YOUR GOAL: Below are records to repeat exactly. Omit the pictures from the copy.

PROVIDED INFORMATION:
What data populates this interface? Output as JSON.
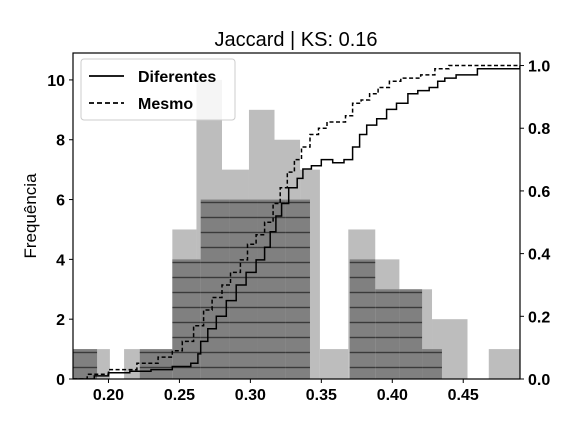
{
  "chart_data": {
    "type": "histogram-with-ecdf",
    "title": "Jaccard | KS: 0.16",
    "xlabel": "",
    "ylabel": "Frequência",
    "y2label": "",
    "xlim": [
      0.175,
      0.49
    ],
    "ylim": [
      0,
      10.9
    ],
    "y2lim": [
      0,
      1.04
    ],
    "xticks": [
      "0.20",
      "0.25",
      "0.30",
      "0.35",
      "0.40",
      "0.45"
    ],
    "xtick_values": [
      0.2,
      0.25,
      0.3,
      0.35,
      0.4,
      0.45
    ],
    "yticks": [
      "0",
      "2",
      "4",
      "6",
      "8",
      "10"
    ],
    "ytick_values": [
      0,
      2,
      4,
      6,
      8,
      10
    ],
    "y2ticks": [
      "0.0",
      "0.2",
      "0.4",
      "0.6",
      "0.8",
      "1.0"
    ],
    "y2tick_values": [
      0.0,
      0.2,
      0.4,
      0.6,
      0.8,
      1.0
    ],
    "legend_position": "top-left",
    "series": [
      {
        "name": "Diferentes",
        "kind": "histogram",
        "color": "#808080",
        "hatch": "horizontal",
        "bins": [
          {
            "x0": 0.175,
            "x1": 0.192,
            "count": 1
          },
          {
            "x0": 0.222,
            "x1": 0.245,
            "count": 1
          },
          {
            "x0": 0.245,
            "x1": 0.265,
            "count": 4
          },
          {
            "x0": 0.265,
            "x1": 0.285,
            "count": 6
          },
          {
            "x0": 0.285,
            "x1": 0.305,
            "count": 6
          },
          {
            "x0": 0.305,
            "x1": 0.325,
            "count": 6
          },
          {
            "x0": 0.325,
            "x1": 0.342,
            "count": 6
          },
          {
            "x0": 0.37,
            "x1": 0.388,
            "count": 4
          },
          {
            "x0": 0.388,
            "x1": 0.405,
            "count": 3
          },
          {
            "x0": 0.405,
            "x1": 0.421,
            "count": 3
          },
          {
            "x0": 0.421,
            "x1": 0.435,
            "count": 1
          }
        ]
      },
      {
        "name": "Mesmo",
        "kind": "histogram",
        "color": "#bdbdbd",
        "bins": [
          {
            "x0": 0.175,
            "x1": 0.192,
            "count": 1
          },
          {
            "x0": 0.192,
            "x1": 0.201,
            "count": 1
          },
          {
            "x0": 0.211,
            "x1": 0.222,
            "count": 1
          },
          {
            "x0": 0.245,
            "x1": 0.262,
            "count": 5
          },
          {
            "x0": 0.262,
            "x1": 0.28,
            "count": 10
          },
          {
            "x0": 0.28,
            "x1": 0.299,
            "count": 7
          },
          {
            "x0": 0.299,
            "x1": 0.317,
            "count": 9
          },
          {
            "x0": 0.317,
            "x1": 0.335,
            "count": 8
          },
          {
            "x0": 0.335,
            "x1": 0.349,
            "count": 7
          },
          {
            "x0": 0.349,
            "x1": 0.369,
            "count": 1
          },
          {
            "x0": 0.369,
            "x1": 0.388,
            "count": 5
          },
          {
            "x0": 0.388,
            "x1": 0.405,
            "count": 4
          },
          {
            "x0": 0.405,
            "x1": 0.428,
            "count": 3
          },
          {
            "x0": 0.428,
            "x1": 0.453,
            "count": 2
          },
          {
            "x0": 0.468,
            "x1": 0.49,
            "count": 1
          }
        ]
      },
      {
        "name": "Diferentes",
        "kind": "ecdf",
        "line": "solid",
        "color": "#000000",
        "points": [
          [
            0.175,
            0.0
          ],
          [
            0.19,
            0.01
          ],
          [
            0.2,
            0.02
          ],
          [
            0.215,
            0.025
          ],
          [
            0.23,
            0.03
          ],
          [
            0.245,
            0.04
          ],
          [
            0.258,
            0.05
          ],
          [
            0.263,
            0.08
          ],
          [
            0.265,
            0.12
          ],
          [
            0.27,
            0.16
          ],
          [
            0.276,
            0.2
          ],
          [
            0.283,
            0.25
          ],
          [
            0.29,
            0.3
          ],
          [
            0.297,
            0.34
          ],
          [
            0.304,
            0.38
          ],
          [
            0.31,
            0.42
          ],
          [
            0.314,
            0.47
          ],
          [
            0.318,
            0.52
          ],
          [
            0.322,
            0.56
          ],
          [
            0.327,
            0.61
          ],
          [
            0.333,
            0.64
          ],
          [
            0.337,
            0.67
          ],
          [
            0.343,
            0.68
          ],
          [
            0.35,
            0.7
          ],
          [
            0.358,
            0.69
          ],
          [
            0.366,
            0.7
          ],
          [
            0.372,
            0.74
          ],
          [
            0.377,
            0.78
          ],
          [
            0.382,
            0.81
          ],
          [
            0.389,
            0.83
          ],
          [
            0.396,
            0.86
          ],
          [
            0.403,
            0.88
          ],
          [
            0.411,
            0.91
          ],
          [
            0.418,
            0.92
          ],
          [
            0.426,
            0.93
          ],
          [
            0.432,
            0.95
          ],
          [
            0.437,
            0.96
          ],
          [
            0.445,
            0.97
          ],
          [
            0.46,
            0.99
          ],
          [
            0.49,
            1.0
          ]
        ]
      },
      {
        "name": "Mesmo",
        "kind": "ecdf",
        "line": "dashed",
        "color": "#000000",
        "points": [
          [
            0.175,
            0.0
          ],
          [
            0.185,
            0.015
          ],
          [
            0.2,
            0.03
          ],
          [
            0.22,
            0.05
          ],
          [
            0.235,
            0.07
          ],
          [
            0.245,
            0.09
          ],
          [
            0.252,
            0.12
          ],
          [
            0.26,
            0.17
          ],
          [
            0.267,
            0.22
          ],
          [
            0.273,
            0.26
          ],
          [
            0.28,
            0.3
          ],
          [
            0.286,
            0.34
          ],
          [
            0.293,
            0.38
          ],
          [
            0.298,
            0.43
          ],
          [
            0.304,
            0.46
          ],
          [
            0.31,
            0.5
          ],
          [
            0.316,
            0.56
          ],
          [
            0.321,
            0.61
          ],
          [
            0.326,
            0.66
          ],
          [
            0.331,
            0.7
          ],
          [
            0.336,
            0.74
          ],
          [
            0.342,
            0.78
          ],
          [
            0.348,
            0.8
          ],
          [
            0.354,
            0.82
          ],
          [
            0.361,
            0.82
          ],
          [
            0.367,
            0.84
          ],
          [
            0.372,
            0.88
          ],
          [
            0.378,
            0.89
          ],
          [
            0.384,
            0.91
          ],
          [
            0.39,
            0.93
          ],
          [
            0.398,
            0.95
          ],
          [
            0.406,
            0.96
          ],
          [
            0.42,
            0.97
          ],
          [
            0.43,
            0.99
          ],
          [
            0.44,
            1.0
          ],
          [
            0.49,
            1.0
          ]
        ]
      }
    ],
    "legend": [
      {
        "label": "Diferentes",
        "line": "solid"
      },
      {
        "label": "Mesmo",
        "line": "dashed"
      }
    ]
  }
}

TASK RESULT:
What data populates this interface? Output as JSON.
{
  "chart_data": {
    "type": "histogram-with-ecdf",
    "title": "Jaccard | KS: 0.16",
    "xlabel": "",
    "ylabel": "Frequência",
    "y2label": "",
    "xlim": [
      0.175,
      0.49
    ],
    "ylim": [
      0,
      10.9
    ],
    "y2lim": [
      0,
      1.04
    ],
    "xticks": [
      "0.20",
      "0.25",
      "0.30",
      "0.35",
      "0.40",
      "0.45"
    ],
    "xtick_values": [
      0.2,
      0.25,
      0.3,
      0.35,
      0.4,
      0.45
    ],
    "yticks": [
      "0",
      "2",
      "4",
      "6",
      "8",
      "10"
    ],
    "ytick_values": [
      0,
      2,
      4,
      6,
      8,
      10
    ],
    "y2ticks": [
      "0.0",
      "0.2",
      "0.4",
      "0.6",
      "0.8",
      "1.0"
    ],
    "y2tick_values": [
      0.0,
      0.2,
      0.4,
      0.6,
      0.8,
      1.0
    ],
    "legend_position": "top-left",
    "series": [
      {
        "name": "Diferentes",
        "kind": "histogram",
        "color": "#808080",
        "hatch": "horizontal",
        "bins": [
          {
            "x0": 0.175,
            "x1": 0.192,
            "count": 1
          },
          {
            "x0": 0.222,
            "x1": 0.245,
            "count": 1
          },
          {
            "x0": 0.245,
            "x1": 0.265,
            "count": 4
          },
          {
            "x0": 0.265,
            "x1": 0.285,
            "count": 6
          },
          {
            "x0": 0.285,
            "x1": 0.305,
            "count": 6
          },
          {
            "x0": 0.305,
            "x1": 0.325,
            "count": 6
          },
          {
            "x0": 0.325,
            "x1": 0.342,
            "count": 6
          },
          {
            "x0": 0.37,
            "x1": 0.388,
            "count": 4
          },
          {
            "x0": 0.388,
            "x1": 0.405,
            "count": 3
          },
          {
            "x0": 0.405,
            "x1": 0.421,
            "count": 3
          },
          {
            "x0": 0.421,
            "x1": 0.435,
            "count": 1
          }
        ]
      },
      {
        "name": "Mesmo",
        "kind": "histogram",
        "color": "#bdbdbd",
        "bins": [
          {
            "x0": 0.175,
            "x1": 0.192,
            "count": 1
          },
          {
            "x0": 0.192,
            "x1": 0.201,
            "count": 1
          },
          {
            "x0": 0.211,
            "x1": 0.222,
            "count": 1
          },
          {
            "x0": 0.245,
            "x1": 0.262,
            "count": 5
          },
          {
            "x0": 0.262,
            "x1": 0.28,
            "count": 10
          },
          {
            "x0": 0.28,
            "x1": 0.299,
            "count": 7
          },
          {
            "x0": 0.299,
            "x1": 0.317,
            "count": 9
          },
          {
            "x0": 0.317,
            "x1": 0.335,
            "count": 8
          },
          {
            "x0": 0.335,
            "x1": 0.349,
            "count": 7
          },
          {
            "x0": 0.349,
            "x1": 0.369,
            "count": 1
          },
          {
            "x0": 0.369,
            "x1": 0.388,
            "count": 5
          },
          {
            "x0": 0.388,
            "x1": 0.405,
            "count": 4
          },
          {
            "x0": 0.405,
            "x1": 0.428,
            "count": 3
          },
          {
            "x0": 0.428,
            "x1": 0.453,
            "count": 2
          },
          {
            "x0": 0.468,
            "x1": 0.49,
            "count": 1
          }
        ]
      },
      {
        "name": "Diferentes",
        "kind": "ecdf",
        "line": "solid",
        "color": "#000000",
        "points": [
          [
            0.175,
            0.0
          ],
          [
            0.19,
            0.01
          ],
          [
            0.2,
            0.02
          ],
          [
            0.215,
            0.025
          ],
          [
            0.23,
            0.03
          ],
          [
            0.245,
            0.04
          ],
          [
            0.258,
            0.05
          ],
          [
            0.263,
            0.08
          ],
          [
            0.265,
            0.12
          ],
          [
            0.27,
            0.16
          ],
          [
            0.276,
            0.2
          ],
          [
            0.283,
            0.25
          ],
          [
            0.29,
            0.3
          ],
          [
            0.297,
            0.34
          ],
          [
            0.304,
            0.38
          ],
          [
            0.31,
            0.42
          ],
          [
            0.314,
            0.47
          ],
          [
            0.318,
            0.52
          ],
          [
            0.322,
            0.56
          ],
          [
            0.327,
            0.61
          ],
          [
            0.333,
            0.64
          ],
          [
            0.337,
            0.67
          ],
          [
            0.343,
            0.68
          ],
          [
            0.35,
            0.7
          ],
          [
            0.358,
            0.69
          ],
          [
            0.366,
            0.7
          ],
          [
            0.372,
            0.74
          ],
          [
            0.377,
            0.78
          ],
          [
            0.382,
            0.81
          ],
          [
            0.389,
            0.83
          ],
          [
            0.396,
            0.86
          ],
          [
            0.403,
            0.88
          ],
          [
            0.411,
            0.91
          ],
          [
            0.418,
            0.92
          ],
          [
            0.426,
            0.93
          ],
          [
            0.432,
            0.95
          ],
          [
            0.437,
            0.96
          ],
          [
            0.445,
            0.97
          ],
          [
            0.46,
            0.99
          ],
          [
            0.49,
            1.0
          ]
        ]
      },
      {
        "name": "Mesmo",
        "kind": "ecdf",
        "line": "dashed",
        "color": "#000000",
        "points": [
          [
            0.175,
            0.0
          ],
          [
            0.185,
            0.015
          ],
          [
            0.2,
            0.03
          ],
          [
            0.22,
            0.05
          ],
          [
            0.235,
            0.07
          ],
          [
            0.245,
            0.09
          ],
          [
            0.252,
            0.12
          ],
          [
            0.26,
            0.17
          ],
          [
            0.267,
            0.22
          ],
          [
            0.273,
            0.26
          ],
          [
            0.28,
            0.3
          ],
          [
            0.286,
            0.34
          ],
          [
            0.293,
            0.38
          ],
          [
            0.298,
            0.43
          ],
          [
            0.304,
            0.46
          ],
          [
            0.31,
            0.5
          ],
          [
            0.316,
            0.56
          ],
          [
            0.321,
            0.61
          ],
          [
            0.326,
            0.66
          ],
          [
            0.331,
            0.7
          ],
          [
            0.336,
            0.74
          ],
          [
            0.342,
            0.78
          ],
          [
            0.348,
            0.8
          ],
          [
            0.354,
            0.82
          ],
          [
            0.361,
            0.82
          ],
          [
            0.367,
            0.84
          ],
          [
            0.372,
            0.88
          ],
          [
            0.378,
            0.89
          ],
          [
            0.384,
            0.91
          ],
          [
            0.39,
            0.93
          ],
          [
            0.398,
            0.95
          ],
          [
            0.406,
            0.96
          ],
          [
            0.42,
            0.97
          ],
          [
            0.43,
            0.99
          ],
          [
            0.44,
            1.0
          ],
          [
            0.49,
            1.0
          ]
        ]
      }
    ],
    "legend": [
      {
        "label": "Diferentes",
        "line": "solid"
      },
      {
        "label": "Mesmo",
        "line": "dashed"
      }
    ]
  }
}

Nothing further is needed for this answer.